STATED TASK -
The listing below should be written out exactly; please include all of it.

[Stored records]
Start

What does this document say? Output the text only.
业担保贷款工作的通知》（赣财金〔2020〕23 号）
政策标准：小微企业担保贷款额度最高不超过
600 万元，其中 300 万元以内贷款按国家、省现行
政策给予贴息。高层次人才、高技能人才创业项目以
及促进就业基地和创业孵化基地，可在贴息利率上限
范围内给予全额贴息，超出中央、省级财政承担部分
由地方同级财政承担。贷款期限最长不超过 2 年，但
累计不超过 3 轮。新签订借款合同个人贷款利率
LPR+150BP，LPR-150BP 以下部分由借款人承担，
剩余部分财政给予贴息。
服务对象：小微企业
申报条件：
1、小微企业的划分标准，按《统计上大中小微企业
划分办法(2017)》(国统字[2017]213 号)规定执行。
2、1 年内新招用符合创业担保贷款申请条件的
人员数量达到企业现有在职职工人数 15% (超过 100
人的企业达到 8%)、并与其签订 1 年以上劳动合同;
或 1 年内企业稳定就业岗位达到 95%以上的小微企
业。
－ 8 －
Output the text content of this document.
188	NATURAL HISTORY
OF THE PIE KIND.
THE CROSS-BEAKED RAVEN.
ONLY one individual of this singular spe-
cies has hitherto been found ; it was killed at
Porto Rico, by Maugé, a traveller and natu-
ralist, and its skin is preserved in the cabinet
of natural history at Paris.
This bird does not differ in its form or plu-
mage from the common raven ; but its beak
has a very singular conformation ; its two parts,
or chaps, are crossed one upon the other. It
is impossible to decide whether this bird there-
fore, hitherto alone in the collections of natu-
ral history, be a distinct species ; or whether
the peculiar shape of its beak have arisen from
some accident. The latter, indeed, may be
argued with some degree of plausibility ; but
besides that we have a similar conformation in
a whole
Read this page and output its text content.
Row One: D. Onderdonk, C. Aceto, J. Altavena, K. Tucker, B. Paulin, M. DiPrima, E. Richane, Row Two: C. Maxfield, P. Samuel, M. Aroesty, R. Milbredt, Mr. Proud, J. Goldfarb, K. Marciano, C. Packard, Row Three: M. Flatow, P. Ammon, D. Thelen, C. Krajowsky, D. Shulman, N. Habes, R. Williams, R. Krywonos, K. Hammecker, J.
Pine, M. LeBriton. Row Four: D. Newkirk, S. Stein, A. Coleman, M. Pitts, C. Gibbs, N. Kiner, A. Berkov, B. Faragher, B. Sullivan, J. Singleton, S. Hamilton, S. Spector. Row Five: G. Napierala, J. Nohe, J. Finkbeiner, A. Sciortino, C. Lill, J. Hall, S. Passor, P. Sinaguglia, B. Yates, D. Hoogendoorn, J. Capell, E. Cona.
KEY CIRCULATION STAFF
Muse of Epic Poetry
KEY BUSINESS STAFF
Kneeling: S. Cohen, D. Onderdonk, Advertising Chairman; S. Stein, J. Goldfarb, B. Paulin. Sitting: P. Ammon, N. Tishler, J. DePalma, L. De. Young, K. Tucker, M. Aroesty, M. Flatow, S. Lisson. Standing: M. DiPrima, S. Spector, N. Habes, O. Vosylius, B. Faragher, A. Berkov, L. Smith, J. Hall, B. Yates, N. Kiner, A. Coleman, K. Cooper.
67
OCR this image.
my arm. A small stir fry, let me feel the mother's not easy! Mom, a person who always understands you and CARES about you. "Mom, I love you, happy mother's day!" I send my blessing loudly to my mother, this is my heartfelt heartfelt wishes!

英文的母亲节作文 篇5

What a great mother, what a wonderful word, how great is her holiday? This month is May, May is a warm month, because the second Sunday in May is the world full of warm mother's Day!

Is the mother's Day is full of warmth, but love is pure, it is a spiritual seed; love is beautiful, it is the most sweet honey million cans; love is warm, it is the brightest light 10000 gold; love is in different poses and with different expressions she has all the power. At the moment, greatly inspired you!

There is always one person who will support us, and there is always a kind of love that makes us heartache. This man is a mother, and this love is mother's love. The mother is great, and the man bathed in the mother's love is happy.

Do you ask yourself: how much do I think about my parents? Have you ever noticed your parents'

End

RIGHT ANSWER -
What does this document say? Output the text only.
业担保贷款工作的通知》（赣财金〔2020〕23 号）
政策标准：小微企业担保贷款额度最高不超过
600 万元，其中 300 万元以内贷款按国家、省现行
政策给予贴息。高层次人才、高技能人才创业项目以
及促进就业基地和创业孵化基地，可在贴息利率上限
范围内给予全额贴息，超出中央、省级财政承担部分
由地方同级财政承担。贷款期限最长不超过 2 年，但
累计不超过 3 轮。新签订借款合同个人贷款利率
LPR+150BP，LPR-150BP 以下部分由借款人承担，
剩余部分财政给予贴息。
服务对象：小微企业
申报条件：
1、小微企业的划分标准，按《统计上大中小微企业
划分办法(2017)》(国统字[2017]213 号)规定执行。
2、1 年内新招用符合创业担保贷款申请条件的
人员数量达到企业现有在职职工人数 15% (超过 100
人的企业达到 8%)、并与其签订 1 年以上劳动合同;
或 1 年内企业稳定就业岗位达到 95%以上的小微企
业。
－ 8 －
Output the text content of this document.
188	NATURAL HISTORY
OF THE PIE KIND.
THE CROSS-BEAKED RAVEN.
ONLY one individual of this singular spe-
cies has hitherto been found ; it was killed at
Porto Rico, by Maugé, a traveller and natu-
ralist, and its skin is preserved in the cabinet
of natural history at Paris.
This bird does not differ in its form or plu-
mage from the common raven ; but its beak
has a very singular conformation ; its two parts,
or chaps, are crossed one upon the other. It
is impossible to decide whether this bird there-
fore, hitherto alone in the collections of natu-
ral history, be a distinct species ; or whether
the peculiar shape of its beak have arisen from
some accident. The latter, indeed, may be
argued with some degree of plausibility ; but
besides that we have a similar conformation in
a whole
Read this page and output its text content.
Row One: D. Onderdonk, C. Aceto, J. Altavena, K. Tucker, B. Paulin, M. DiPrima, E. Richane, Row Two: C. Maxfield, P. Samuel, M. Aroesty, R. Milbredt, Mr. Proud, J. Goldfarb, K. Marciano, C. Packard, Row Three: M. Flatow, P. Ammon, D. Thelen, C. Krajowsky, D. Shulman, N. Habes, R. Williams, R. Krywonos, K. Hammecker, J.
Pine, M. LeBriton. Row Four: D. Newkirk, S. Stein, A. Coleman, M. Pitts, C. Gibbs, N. Kiner, A. Berkov, B. Faragher, B. Sullivan, J. Singleton, S. Hamilton, S. Spector. Row Five: G. Napierala, J. Nohe, J. Finkbeiner, A. Sciortino, C. Lill, J. Hall, S. Passor, P. Sinaguglia, B. Yates, D. Hoogendoorn, J. Capell, E. Cona.
KEY CIRCULATION STAFF
Muse of Epic Poetry
KEY BUSINESS STAFF
Kneeling: S. Cohen, D. Onderdonk, Advertising Chairman; S. Stein, J. Goldfarb, B. Paulin. Sitting: P. Ammon, N. Tishler, J. DePalma, L. De. Young, K. Tucker, M. Aroesty, M. Flatow, S. Lisson. Standing: M. DiPrima, S. Spector, N. Habes, O. Vosylius, B. Faragher, A. Berkov, L. Smith, J. Hall, B. Yates, N. Kiner, A. Coleman, K. Cooper.
67
OCR this image.
my arm. A small stir fry, let me feel the mother's not easy! Mom, a person who always understands you and CARES about you. "Mom, I love you, happy mother's day!" I send my blessing loudly to my mother, this is my heartfelt heartfelt wishes!

英文的母亲节作文 篇5

What a great mother, what a wonderful word, how great is her holiday? This month is May, May is a warm month, because the second Sunday in May is the world full of warm mother's Day!

Is the mother's Day is full of warmth, but love is pure, it is a spiritual seed; love is beautiful, it is the most sweet honey million cans; love is warm, it is the brightest light 10000 gold; love is in different poses and with different expressions she has all the power. At the moment, greatly inspired you!

There is always one person who will support us, and there is always a kind of love that makes us heartache. This man is a mother, and this love is mother's love. The mother is great, and the man bathed in the mother's love is happy.

Do you ask yourself: how much do I think about my parents? Have you ever noticed your parents'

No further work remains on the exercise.